Your goal: Compile every line that includes the word "gregos".

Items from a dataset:
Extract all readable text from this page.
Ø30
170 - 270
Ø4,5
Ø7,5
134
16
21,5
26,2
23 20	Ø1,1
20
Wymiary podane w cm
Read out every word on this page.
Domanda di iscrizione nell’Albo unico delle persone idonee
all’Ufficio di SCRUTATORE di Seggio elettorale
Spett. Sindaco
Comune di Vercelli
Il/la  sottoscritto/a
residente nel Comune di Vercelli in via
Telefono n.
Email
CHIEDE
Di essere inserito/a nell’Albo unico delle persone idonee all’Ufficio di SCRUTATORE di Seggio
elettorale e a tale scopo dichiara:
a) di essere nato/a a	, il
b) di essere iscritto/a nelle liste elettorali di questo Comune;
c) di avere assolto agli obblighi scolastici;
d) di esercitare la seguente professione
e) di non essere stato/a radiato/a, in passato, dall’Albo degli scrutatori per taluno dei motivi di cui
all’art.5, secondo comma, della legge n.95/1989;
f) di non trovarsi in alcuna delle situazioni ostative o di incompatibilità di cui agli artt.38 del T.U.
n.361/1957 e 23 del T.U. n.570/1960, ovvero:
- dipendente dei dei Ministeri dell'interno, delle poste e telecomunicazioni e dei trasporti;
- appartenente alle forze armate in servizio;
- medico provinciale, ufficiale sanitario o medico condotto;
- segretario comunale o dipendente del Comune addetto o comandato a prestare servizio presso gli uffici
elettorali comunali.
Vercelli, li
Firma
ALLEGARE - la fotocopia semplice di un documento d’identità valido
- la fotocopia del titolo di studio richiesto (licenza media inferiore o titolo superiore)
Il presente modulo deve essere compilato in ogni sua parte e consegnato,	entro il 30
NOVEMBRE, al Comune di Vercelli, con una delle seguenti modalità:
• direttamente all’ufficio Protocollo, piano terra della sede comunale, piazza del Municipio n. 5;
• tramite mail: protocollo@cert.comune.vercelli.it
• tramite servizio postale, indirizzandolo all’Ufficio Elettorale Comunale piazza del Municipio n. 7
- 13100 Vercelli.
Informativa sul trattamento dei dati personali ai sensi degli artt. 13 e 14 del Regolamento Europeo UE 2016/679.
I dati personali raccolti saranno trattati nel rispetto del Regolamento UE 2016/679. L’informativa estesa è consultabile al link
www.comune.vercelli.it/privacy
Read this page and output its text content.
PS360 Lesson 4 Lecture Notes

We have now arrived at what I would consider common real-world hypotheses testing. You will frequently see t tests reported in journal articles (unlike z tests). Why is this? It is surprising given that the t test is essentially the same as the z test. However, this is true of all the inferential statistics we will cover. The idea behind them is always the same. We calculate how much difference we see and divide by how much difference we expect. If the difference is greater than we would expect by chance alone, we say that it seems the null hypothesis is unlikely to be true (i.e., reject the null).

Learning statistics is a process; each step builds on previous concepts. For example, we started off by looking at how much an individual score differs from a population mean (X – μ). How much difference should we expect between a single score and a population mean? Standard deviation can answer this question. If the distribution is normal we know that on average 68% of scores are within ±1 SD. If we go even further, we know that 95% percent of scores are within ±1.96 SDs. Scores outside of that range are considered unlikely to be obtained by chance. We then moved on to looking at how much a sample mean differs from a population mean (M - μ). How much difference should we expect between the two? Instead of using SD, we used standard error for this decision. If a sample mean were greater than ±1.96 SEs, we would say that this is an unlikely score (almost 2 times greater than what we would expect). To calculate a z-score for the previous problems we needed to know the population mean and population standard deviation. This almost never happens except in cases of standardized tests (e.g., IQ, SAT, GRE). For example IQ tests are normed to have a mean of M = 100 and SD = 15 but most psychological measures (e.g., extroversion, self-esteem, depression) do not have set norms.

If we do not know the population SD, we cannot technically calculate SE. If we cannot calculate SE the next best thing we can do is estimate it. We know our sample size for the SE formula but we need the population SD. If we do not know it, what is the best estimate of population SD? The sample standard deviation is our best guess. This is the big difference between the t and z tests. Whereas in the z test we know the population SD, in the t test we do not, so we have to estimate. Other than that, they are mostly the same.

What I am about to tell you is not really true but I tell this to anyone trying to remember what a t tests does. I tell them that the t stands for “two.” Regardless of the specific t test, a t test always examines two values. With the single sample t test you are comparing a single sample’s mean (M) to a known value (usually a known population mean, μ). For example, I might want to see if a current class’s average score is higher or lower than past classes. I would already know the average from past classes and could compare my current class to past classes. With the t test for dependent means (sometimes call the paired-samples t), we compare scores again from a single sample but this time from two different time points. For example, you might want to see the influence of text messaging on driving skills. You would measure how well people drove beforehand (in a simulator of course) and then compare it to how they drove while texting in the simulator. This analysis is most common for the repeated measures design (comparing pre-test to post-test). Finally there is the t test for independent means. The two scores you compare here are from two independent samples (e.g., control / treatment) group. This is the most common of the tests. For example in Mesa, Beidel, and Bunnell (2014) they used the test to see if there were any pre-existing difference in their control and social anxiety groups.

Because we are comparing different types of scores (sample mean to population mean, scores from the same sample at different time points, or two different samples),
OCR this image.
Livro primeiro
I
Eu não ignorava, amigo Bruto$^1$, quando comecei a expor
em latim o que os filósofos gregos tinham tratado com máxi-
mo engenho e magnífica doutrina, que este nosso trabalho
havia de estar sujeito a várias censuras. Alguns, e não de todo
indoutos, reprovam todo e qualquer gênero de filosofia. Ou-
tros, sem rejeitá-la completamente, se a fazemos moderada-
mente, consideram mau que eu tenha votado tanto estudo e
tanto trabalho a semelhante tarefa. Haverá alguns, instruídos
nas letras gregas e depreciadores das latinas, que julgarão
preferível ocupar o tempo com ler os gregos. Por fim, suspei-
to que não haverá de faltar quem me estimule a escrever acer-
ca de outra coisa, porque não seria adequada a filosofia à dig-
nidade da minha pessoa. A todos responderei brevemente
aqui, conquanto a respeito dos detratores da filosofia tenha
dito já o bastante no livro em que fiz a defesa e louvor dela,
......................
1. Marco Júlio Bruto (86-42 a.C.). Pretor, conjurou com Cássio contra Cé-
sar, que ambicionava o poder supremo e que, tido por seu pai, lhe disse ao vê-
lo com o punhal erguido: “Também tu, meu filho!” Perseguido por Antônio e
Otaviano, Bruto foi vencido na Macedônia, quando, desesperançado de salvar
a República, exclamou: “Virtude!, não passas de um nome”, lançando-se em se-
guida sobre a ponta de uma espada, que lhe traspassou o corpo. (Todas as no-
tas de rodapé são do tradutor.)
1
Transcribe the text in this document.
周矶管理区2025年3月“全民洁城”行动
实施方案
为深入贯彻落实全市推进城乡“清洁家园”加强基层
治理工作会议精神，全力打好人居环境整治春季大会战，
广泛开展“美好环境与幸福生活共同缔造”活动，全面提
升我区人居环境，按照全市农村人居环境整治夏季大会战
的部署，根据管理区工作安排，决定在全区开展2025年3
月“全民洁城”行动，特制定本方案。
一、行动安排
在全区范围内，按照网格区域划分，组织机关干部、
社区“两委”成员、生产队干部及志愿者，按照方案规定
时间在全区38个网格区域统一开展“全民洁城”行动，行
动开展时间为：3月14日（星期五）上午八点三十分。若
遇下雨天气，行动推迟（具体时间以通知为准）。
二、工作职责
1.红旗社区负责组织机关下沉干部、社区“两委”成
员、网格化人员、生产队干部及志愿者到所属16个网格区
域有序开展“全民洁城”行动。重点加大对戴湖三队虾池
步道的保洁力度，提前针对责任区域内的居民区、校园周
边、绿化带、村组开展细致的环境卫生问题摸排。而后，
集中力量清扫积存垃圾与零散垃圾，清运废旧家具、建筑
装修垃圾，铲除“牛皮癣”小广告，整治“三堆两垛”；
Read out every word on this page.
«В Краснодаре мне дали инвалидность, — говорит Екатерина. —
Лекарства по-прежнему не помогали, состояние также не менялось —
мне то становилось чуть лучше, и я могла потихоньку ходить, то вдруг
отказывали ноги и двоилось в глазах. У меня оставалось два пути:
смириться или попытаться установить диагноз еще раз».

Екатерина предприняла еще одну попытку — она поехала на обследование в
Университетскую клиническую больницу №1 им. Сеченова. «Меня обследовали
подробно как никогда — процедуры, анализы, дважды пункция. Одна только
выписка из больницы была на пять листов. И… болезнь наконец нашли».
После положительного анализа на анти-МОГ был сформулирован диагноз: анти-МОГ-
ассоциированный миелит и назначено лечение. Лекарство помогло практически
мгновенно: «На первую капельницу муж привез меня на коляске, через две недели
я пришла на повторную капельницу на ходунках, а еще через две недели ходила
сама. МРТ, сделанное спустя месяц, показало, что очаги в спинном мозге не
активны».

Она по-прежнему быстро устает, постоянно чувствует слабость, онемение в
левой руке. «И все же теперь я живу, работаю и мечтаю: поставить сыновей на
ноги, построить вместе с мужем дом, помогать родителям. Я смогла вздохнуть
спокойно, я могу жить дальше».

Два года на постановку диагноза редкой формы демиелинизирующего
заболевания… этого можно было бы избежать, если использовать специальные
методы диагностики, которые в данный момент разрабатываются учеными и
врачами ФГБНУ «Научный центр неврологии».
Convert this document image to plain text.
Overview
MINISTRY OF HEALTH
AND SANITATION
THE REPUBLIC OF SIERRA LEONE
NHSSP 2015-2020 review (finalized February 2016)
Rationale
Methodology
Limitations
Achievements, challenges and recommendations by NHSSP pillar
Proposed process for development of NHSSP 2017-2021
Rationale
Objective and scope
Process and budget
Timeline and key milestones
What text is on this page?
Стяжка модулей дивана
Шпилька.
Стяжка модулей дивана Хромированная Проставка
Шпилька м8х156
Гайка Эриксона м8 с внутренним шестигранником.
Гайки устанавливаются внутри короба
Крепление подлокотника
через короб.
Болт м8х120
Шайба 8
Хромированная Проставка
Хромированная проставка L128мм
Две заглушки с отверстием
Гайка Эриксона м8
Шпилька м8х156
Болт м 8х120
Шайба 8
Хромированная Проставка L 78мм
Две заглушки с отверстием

Solution for this problem:
em latim o que os filósofos gregos tinham tratado com máxi-
preferível ocupar o tempo com ler os gregos. Por fim, suspei-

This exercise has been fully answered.